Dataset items
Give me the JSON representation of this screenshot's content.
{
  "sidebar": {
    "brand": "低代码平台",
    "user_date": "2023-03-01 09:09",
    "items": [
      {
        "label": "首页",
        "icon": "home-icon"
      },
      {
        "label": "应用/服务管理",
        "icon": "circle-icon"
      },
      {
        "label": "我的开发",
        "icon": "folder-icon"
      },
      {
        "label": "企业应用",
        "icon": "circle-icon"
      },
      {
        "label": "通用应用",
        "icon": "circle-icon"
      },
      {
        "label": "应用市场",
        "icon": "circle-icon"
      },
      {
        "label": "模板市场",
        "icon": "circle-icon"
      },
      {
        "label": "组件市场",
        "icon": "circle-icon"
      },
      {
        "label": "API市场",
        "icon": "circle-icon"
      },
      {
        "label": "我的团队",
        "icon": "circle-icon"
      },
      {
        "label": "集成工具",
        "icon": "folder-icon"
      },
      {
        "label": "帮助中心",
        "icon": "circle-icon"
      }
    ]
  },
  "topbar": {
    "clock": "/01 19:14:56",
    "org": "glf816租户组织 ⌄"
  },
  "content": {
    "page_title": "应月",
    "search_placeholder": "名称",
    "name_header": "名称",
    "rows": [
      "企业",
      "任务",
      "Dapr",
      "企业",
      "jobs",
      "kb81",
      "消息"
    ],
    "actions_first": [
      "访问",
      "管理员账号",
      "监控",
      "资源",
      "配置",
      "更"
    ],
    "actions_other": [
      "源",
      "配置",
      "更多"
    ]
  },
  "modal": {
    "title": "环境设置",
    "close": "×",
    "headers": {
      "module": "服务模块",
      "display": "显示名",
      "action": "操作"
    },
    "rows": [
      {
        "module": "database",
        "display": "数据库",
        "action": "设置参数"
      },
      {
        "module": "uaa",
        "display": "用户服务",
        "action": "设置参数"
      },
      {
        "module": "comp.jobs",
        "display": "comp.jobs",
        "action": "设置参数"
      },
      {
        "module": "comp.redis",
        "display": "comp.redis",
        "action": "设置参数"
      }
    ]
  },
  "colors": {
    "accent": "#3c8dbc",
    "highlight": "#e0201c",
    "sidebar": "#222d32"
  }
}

Your instructions
Where a line above holds the string "redis", show that line.

Exercise solution
        "module": "comp.redis",
        "display": "comp.redis",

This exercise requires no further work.